[Data extracted from a collection]

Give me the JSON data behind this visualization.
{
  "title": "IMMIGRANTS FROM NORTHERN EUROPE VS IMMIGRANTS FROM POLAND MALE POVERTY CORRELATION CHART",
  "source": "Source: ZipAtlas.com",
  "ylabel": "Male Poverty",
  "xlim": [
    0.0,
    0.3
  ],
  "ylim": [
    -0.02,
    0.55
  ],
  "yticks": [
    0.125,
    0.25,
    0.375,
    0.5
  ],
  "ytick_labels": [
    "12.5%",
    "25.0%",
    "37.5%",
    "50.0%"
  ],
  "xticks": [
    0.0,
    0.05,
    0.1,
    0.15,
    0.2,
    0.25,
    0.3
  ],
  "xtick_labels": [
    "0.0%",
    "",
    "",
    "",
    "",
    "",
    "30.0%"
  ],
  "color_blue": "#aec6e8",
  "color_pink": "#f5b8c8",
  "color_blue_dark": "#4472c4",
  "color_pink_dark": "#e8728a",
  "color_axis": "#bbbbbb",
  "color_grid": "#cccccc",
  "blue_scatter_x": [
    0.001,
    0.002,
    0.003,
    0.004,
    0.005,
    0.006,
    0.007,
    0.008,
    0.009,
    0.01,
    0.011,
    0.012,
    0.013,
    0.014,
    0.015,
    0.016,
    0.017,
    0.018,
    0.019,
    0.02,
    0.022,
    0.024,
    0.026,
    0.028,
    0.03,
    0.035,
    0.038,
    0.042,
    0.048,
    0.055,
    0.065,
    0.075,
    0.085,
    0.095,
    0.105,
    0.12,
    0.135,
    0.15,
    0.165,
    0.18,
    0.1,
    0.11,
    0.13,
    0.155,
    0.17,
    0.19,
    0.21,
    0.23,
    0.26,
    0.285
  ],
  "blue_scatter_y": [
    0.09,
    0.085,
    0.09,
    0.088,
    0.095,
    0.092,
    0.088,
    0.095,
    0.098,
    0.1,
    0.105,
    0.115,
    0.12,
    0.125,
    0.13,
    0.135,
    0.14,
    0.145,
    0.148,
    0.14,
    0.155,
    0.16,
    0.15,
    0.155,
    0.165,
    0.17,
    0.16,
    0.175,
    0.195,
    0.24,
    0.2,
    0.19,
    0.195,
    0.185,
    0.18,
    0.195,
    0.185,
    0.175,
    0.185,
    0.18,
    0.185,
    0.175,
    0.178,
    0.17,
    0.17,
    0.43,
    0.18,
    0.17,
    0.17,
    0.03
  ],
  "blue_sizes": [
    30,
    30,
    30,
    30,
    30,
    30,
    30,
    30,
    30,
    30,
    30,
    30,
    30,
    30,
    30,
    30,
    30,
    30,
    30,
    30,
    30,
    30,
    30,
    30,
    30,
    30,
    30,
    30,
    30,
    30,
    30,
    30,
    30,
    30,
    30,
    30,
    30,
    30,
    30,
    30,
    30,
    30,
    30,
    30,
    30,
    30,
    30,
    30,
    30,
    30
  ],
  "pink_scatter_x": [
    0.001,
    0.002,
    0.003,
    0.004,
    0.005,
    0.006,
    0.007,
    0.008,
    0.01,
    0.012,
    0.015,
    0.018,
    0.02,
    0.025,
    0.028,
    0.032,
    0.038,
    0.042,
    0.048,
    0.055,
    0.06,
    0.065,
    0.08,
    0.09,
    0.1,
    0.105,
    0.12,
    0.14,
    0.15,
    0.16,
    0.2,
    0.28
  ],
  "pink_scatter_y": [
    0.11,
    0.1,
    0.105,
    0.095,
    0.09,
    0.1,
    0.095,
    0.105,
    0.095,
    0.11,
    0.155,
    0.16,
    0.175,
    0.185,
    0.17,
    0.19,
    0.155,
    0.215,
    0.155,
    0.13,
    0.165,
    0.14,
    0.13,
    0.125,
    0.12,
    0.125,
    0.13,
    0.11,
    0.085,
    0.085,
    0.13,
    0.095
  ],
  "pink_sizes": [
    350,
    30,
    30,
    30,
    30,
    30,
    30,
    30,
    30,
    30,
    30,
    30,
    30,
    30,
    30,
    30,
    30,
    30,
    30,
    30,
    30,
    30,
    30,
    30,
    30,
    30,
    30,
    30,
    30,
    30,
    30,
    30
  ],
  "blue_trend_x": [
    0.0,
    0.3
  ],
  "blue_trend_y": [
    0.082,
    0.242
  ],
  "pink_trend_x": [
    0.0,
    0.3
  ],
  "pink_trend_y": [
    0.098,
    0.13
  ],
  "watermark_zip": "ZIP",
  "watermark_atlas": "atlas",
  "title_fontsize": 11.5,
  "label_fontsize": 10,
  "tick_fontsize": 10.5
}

## The exercise
Your task is to quote the listing above word for word.

## Correct output
Give me the JSON data behind this visualization.
{
  "title": "IMMIGRANTS FROM NORTHERN EUROPE VS IMMIGRANTS FROM POLAND MALE POVERTY CORRELATION CHART",
  "source": "Source: ZipAtlas.com",
  "ylabel": "Male Poverty",
  "xlim": [
    0.0,
    0.3
  ],
  "ylim": [
    -0.02,
    0.55
  ],
  "yticks": [
    0.125,
    0.25,
    0.375,
    0.5
  ],
  "ytick_labels": [
    "12.5%",
    "25.0%",
    "37.5%",
    "50.0%"
  ],
  "xticks": [
    0.0,
    0.05,
    0.1,
    0.15,
    0.2,
    0.25,
    0.3
  ],
  "xtick_labels": [
    "0.0%",
    "",
    "",
    "",
    "",
    "",
    "30.0%"
  ],
  "color_blue": "#aec6e8",
  "color_pink": "#f5b8c8",
  "color_blue_dark": "#4472c4",
  "color_pink_dark": "#e8728a",
  "color_axis": "#bbbbbb",
  "color_grid": "#cccccc",
  "blue_scatter_x": [
    0.001,
    0.002,
    0.003,
    0.004,
    0.005,
    0.006,
    0.007,
    0.008,
    0.009,
    0.01,
    0.011,
    0.012,
    0.013,
    0.014,
    0.015,
    0.016,
    0.017,
    0.018,
    0.019,
    0.02,
    0.022,
    0.024,
    0.026,
    0.028,
    0.03,
    0.035,
    0.038,
    0.042,
    0.048,
    0.055,
    0.065,
    0.075,
    0.085,
    0.095,
    0.105,
    0.12,
    0.135,
    0.15,
    0.165,
    0.18,
    0.1,
    0.11,
    0.13,
    0.155,
    0.17,
    0.19,
    0.21,
    0.23,
    0.26,
    0.285
  ],
  "blue_scatter_y": [
    0.09,
    0.085,
    0.09,
    0.088,
    0.095,
    0.092,
    0.088,
    0.095,
    0.098,
    0.1,
    0.105,
    0.115,
    0.12,
    0.125,
    0.13,
    0.135,
    0.14,
    0.145,
    0.148,
    0.14,
    0.155,
    0.16,
    0.15,
    0.155,
    0.165,
    0.17,
    0.16,
    0.175,
    0.195,
    0.24,
    0.2,
    0.19,
    0.195,
    0.185,
    0.18,
    0.195,
    0.185,
    0.175,
    0.185,
    0.18,
    0.185,
    0.175,
    0.178,
    0.17,
    0.17,
    0.43,
    0.18,
    0.17,
    0.17,
    0.03
  ],
  "blue_sizes": [
    30,
    30,
    30,
    30,
    30,
    30,
    30,
    30,
    30,
    30,
    30,
    30,
    30,
    30,
    30,
    30,
    30,
    30,
    30,
    30,
    30,
    30,
    30,
    30,
    30,
    30,
    30,
    30,
    30,
    30,
    30,
    30,
    30,
    30,
    30,
    30,
    30,
    30,
    30,
    30,
    30,
    30,
    30,
    30,
    30,
    30,
    30,
    30,
    30,
    30
  ],
  "pink_scatter_x": [
    0.001,
    0.002,
    0.003,
    0.004,
    0.005,
    0.006,
    0.007,
    0.008,
    0.01,
    0.012,
    0.015,
    0.018,
    0.02,
    0.025,
    0.028,
    0.032,
    0.038,
    0.042,
    0.048,
    0.055,
    0.06,
    0.065,
    0.08,
    0.09,
    0.1,
    0.105,
    0.12,
    0.14,
    0.15,
    0.16,
    0.2,
    0.28
  ],
  "pink_scatter_y": [
    0.11,
    0.1,
    0.105,
    0.095,
    0.09,
    0.1,
    0.095,
    0.105,
    0.095,
    0.11,
    0.155,
    0.16,
    0.175,
    0.185,
    0.17,
    0.19,
    0.155,
    0.215,
    0.155,
    0.13,
    0.165,
    0.14,
    0.13,
    0.125,
    0.12,
    0.125,
    0.13,
    0.11,
    0.085,
    0.085,
    0.13,
    0.095
  ],
  "pink_sizes": [
    350,
    30,
    30,
    30,
    30,
    30,
    30,
    30,
    30,
    30,
    30,
    30,
    30,
    30,
    30,
    30,
    30,
    30,
    30,
    30,
    30,
    30,
    30,
    30,
    30,
    30,
    30,
    30,
    30,
    30,
    30,
    30
  ],
  "blue_trend_x": [
    0.0,
    0.3
  ],
  "blue_trend_y": [
    0.082,
    0.242
  ],
  "pink_trend_x": [
    0.0,
    0.3
  ],
  "pink_trend_y": [
    0.098,
    0.13
  ],
  "watermark_zip": "ZIP",
  "watermark_atlas": "atlas",
  "title_fontsize": 11.5,
  "label_fontsize": 10,
  "tick_fontsize": 10.5
}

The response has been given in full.